## REQUISITOS DEL PROBLEMA
Devuelve cada línea de los registros que contenga la palabra "labor", teniendo en cuenta las mayúsculas y minúsculas.

## REGISTROS MOSTRADOS
★ ★ ★

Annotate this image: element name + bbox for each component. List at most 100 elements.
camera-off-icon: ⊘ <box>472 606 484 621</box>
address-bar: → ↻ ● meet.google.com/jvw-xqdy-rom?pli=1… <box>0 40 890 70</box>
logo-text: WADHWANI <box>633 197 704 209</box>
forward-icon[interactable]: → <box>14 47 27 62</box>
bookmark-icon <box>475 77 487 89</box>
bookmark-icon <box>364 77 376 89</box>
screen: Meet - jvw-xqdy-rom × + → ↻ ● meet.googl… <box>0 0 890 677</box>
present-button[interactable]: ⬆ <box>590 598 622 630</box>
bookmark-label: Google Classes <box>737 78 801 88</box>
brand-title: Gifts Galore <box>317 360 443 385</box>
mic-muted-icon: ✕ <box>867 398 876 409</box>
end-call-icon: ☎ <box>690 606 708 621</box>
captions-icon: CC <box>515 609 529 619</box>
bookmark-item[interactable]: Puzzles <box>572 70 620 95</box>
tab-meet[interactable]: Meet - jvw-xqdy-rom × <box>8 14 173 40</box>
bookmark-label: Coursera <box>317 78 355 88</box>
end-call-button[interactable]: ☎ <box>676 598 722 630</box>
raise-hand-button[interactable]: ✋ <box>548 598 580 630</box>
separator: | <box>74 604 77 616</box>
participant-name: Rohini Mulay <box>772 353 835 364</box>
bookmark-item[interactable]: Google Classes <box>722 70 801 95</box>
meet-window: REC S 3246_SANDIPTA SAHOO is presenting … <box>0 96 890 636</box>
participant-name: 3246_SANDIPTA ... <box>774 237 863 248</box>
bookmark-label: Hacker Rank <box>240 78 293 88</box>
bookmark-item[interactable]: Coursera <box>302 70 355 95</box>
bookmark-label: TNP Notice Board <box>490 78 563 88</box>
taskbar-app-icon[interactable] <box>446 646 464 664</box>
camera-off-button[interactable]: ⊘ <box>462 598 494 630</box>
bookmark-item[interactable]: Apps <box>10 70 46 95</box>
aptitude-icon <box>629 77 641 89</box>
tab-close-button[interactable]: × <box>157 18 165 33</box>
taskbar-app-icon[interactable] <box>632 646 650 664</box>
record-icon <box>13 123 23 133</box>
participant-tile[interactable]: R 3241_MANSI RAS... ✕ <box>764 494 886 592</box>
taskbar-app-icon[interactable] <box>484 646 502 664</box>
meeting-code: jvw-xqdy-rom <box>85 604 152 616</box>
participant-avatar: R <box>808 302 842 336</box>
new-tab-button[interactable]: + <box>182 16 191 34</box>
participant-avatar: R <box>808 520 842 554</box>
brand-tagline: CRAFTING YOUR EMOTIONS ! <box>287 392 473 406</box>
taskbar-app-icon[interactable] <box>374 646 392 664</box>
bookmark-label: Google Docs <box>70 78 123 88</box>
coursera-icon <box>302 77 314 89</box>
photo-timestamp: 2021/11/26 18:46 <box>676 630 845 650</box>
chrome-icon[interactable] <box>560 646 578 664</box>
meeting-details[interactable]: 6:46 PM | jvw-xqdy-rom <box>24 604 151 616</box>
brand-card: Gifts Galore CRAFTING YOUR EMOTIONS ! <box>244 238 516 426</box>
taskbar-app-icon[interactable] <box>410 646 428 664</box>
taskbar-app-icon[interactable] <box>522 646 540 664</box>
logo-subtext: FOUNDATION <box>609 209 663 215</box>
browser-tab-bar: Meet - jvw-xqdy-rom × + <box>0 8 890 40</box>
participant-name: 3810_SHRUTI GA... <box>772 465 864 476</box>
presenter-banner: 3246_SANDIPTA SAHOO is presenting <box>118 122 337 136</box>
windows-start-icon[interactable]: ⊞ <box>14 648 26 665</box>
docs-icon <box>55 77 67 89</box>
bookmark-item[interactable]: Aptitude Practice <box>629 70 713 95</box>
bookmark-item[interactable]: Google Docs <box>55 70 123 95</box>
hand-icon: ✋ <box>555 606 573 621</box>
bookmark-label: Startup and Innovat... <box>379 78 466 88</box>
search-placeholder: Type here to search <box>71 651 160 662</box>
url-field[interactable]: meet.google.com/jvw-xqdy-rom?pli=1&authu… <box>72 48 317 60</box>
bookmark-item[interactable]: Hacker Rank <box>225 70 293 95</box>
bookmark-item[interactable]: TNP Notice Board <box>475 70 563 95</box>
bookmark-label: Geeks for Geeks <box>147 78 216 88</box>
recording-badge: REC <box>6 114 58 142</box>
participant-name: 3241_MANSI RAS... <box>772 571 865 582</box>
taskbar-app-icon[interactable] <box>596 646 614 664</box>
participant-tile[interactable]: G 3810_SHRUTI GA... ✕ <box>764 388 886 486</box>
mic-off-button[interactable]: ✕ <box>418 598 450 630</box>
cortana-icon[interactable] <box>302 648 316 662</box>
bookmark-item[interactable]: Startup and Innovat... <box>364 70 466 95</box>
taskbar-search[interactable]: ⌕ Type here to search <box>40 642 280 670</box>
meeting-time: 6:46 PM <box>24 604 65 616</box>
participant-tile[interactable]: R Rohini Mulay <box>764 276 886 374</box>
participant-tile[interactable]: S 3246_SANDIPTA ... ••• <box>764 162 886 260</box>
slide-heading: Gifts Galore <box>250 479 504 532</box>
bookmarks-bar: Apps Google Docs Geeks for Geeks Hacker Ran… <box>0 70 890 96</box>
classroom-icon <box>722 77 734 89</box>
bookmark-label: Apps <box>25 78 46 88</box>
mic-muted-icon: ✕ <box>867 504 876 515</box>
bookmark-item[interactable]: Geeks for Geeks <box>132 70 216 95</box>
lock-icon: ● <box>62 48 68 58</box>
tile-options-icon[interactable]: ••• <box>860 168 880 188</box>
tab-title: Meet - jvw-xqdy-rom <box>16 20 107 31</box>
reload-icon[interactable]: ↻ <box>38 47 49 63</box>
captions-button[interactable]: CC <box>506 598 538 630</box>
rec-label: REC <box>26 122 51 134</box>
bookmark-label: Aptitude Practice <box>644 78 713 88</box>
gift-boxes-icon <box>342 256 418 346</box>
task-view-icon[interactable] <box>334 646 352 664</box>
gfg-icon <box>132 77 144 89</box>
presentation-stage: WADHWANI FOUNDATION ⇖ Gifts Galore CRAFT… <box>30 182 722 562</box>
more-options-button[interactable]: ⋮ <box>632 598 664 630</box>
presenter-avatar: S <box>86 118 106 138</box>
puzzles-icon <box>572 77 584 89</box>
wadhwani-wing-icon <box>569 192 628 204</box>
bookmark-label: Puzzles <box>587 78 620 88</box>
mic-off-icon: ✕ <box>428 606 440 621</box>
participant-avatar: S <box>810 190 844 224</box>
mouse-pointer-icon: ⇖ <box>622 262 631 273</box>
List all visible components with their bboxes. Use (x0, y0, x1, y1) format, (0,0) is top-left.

★ ★ ★

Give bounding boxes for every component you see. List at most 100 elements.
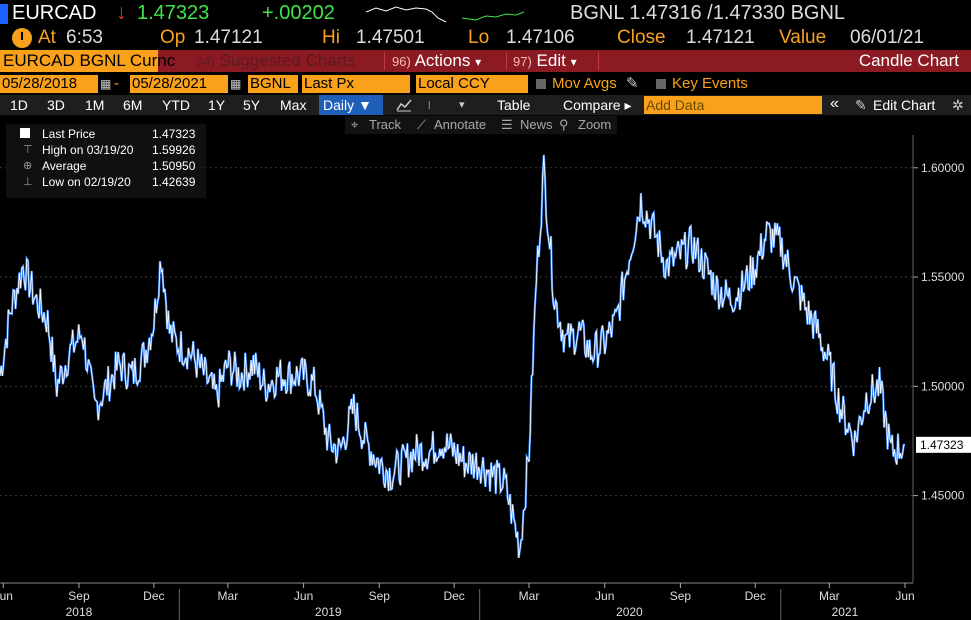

★ ★ ★

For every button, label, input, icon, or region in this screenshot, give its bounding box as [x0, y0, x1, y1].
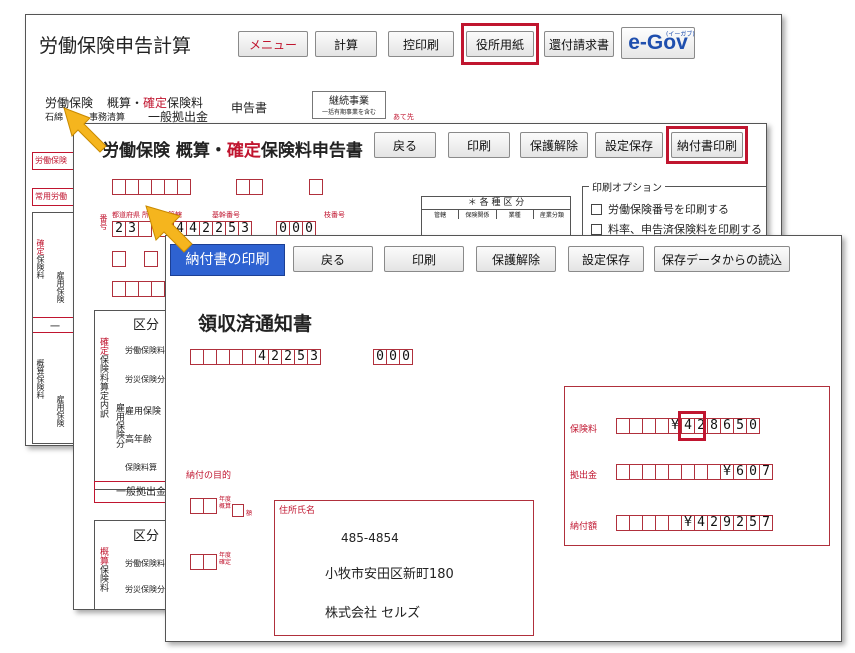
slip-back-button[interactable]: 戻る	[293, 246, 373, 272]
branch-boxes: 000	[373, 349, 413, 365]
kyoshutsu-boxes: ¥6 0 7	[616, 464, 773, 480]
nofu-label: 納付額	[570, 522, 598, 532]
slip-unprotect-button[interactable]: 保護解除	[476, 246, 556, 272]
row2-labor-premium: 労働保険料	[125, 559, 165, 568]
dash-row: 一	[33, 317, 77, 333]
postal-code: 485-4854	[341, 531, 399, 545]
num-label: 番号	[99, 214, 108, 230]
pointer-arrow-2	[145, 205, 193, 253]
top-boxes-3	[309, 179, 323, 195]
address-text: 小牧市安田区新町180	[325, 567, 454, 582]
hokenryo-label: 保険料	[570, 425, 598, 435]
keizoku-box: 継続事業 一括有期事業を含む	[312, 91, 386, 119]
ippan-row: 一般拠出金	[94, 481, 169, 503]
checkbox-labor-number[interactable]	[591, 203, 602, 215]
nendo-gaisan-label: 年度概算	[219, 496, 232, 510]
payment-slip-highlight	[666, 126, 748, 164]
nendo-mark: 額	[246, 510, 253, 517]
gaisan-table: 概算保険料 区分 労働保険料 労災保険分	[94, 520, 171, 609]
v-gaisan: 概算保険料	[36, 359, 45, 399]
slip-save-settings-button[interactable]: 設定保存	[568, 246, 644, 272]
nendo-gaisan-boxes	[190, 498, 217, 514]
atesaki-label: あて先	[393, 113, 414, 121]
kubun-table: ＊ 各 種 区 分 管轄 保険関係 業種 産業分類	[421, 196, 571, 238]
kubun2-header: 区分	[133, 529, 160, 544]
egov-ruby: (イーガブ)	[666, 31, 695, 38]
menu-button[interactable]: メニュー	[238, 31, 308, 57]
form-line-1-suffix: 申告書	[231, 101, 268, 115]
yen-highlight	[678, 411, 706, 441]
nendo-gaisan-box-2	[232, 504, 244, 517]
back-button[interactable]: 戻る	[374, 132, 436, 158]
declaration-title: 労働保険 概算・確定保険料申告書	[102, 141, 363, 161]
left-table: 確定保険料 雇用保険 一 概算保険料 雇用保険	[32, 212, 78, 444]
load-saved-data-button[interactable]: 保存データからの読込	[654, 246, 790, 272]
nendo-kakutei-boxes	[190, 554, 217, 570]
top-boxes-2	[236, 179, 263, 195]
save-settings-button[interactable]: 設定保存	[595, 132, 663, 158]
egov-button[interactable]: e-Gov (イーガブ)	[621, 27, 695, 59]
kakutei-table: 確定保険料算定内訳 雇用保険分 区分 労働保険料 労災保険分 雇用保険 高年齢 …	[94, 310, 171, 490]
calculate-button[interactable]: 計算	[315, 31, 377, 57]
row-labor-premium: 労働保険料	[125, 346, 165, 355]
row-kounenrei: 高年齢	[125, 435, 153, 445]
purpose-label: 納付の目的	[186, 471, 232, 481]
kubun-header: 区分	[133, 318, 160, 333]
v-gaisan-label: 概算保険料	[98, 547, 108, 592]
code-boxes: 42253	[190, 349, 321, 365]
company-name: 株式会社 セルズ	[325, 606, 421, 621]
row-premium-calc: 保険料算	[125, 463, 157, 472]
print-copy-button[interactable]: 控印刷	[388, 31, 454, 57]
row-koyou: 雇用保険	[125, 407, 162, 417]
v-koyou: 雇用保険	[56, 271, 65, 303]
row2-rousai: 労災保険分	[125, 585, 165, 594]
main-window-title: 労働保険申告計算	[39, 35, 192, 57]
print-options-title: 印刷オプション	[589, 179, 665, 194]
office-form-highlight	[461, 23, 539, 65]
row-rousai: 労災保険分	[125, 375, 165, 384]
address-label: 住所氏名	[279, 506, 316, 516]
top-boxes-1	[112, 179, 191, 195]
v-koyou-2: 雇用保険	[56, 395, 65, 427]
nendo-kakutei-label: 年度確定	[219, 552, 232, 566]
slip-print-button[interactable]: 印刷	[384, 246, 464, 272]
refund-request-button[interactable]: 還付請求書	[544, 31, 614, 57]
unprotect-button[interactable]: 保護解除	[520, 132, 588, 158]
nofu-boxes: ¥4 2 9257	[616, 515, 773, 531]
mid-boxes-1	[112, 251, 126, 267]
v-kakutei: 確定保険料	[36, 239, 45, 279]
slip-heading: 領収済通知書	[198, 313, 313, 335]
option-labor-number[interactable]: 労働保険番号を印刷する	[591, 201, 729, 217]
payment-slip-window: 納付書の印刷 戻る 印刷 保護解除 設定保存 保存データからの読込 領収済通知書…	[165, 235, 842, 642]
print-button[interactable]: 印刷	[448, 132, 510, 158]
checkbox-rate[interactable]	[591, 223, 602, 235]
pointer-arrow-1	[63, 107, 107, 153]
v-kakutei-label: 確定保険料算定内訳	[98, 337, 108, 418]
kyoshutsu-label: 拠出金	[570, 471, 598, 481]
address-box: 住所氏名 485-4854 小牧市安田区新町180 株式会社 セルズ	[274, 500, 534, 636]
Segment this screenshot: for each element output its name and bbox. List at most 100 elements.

★ ★ ★

## RESPUESTA A CONTINUACIÓN
row2-labor-premium: 労働保険料	[125, 559, 165, 568]
checkbox-labor-number[interactable]	[591, 203, 602, 215]
row-labor-premium: 労働保険料	[125, 346, 165, 355]
option-labor-number[interactable]: 労働保険番号を印刷する	[591, 201, 729, 217]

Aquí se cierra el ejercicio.